> _What to work on_: Examine each line in the records below for the word "leuchtet". Report how many lines contain it, and nothing else.

[Dataset entries for page text]
┌──

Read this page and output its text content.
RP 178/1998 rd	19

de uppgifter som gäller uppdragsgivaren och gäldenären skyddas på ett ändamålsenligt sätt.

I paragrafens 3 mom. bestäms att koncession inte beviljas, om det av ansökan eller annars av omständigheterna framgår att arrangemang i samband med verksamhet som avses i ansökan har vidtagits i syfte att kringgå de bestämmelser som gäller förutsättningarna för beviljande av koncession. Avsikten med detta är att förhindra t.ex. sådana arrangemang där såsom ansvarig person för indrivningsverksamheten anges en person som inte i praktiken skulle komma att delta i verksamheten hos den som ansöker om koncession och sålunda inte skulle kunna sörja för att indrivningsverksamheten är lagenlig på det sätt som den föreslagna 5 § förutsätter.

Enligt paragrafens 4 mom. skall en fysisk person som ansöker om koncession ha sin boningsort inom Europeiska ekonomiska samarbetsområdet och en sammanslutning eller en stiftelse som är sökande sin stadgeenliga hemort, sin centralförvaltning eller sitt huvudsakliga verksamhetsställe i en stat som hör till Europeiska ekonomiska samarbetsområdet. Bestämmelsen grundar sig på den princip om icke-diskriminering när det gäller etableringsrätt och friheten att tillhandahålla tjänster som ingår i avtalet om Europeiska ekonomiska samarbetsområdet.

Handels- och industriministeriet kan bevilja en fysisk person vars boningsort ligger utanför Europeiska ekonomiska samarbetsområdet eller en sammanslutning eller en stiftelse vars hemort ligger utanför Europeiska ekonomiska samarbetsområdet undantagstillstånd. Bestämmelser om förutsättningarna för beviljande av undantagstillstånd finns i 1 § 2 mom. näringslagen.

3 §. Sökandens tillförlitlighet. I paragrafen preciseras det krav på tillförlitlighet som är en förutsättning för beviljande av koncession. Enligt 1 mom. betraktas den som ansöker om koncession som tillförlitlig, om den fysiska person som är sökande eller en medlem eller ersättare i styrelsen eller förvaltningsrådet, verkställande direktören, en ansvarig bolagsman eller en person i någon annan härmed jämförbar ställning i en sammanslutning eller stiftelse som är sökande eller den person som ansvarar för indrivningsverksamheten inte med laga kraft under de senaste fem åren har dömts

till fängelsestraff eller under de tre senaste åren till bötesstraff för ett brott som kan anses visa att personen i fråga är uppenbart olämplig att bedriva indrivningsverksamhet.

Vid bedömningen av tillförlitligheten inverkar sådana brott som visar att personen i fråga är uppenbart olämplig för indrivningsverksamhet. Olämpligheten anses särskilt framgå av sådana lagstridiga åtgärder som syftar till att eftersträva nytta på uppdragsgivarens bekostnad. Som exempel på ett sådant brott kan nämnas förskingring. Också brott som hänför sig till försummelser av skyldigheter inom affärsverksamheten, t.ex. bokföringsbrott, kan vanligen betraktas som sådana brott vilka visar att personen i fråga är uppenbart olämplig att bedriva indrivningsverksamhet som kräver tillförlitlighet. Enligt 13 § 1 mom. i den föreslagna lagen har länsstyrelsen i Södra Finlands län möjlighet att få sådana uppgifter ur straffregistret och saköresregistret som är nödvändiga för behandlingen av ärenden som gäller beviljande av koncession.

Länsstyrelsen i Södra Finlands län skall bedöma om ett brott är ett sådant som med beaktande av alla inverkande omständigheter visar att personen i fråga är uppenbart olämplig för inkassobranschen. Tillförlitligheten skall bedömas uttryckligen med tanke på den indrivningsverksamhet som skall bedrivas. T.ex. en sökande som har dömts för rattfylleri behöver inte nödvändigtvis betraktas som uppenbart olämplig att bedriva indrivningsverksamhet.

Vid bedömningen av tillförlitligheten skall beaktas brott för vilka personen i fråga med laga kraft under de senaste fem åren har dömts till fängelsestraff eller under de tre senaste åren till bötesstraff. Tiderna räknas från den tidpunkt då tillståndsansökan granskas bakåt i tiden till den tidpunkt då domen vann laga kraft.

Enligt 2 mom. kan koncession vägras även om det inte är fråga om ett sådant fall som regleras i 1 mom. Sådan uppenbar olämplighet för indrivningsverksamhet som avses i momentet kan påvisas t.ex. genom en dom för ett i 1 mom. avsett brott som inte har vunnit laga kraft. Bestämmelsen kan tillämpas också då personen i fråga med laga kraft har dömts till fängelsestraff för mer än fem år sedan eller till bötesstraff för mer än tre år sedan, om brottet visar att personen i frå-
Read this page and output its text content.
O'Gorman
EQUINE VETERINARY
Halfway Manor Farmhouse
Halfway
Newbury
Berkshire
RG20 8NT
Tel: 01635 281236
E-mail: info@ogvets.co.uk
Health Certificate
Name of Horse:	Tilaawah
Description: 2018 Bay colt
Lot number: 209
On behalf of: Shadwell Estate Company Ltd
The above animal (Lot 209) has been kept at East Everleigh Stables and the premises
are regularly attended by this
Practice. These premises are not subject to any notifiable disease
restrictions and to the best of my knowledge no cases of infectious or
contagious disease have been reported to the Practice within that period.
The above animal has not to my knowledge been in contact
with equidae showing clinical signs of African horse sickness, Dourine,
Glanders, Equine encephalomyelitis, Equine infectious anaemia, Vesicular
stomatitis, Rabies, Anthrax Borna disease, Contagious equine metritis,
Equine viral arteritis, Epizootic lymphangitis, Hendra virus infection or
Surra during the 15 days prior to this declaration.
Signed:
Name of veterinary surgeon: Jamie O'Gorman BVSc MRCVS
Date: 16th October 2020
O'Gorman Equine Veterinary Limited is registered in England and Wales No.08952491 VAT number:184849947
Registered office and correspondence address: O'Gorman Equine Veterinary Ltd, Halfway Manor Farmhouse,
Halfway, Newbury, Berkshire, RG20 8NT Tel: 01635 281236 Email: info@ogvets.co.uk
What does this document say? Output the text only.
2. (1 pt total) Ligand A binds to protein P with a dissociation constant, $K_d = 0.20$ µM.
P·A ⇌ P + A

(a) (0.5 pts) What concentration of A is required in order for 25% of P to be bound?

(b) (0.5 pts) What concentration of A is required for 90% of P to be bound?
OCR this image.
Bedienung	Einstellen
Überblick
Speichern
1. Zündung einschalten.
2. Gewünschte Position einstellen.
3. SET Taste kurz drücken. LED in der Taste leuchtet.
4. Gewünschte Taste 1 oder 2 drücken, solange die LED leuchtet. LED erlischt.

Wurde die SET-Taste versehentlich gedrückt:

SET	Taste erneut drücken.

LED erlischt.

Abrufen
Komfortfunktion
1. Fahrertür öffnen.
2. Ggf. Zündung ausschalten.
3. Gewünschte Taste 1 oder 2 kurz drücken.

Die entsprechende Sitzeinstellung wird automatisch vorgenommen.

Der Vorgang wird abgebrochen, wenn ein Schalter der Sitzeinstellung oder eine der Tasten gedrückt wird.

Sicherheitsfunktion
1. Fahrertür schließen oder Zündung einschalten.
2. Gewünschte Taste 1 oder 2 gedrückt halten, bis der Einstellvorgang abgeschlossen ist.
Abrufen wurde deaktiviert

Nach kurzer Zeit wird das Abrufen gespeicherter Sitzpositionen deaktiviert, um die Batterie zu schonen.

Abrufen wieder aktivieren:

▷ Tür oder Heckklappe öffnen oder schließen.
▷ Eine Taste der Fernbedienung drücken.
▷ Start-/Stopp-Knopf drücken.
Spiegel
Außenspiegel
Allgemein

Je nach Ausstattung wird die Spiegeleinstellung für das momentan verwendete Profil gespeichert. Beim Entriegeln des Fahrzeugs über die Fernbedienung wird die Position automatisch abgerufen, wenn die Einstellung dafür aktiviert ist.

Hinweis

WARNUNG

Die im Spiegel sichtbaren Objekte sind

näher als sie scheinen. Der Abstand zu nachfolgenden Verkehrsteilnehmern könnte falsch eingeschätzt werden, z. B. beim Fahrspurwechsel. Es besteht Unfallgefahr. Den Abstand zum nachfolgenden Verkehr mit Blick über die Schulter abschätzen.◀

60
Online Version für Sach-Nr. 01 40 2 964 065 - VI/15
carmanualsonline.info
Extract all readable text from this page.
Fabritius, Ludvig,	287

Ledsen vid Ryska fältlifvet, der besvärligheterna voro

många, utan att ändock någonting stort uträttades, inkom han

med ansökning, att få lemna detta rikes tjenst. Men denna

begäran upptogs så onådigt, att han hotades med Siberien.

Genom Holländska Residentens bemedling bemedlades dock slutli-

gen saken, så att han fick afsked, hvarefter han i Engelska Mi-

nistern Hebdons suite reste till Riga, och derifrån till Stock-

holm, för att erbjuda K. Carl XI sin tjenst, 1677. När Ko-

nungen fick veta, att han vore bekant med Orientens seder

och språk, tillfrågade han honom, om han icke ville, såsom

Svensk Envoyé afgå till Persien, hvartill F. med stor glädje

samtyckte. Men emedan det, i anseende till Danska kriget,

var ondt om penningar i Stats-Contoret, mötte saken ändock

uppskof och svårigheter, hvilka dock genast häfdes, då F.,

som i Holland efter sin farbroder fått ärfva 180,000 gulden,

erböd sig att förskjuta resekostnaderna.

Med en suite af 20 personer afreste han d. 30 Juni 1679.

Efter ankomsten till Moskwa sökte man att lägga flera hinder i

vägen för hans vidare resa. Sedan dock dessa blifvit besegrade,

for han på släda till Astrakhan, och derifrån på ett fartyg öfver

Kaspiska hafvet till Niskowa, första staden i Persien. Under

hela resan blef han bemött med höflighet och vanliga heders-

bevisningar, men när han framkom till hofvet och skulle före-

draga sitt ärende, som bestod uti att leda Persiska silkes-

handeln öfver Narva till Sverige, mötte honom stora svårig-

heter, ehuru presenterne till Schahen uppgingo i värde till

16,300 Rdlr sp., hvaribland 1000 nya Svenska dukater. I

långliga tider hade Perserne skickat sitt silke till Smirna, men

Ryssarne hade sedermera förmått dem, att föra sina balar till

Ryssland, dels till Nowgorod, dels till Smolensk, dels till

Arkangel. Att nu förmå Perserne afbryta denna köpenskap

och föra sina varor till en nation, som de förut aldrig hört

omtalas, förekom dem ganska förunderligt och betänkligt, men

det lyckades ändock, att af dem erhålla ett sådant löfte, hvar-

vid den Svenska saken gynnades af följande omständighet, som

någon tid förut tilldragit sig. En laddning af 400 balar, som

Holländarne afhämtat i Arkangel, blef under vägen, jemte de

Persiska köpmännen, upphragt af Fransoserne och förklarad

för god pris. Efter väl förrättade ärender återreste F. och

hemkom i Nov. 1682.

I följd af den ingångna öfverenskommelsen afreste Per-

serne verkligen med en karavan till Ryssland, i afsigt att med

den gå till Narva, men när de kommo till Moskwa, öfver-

└──

> _Result for this task_: 2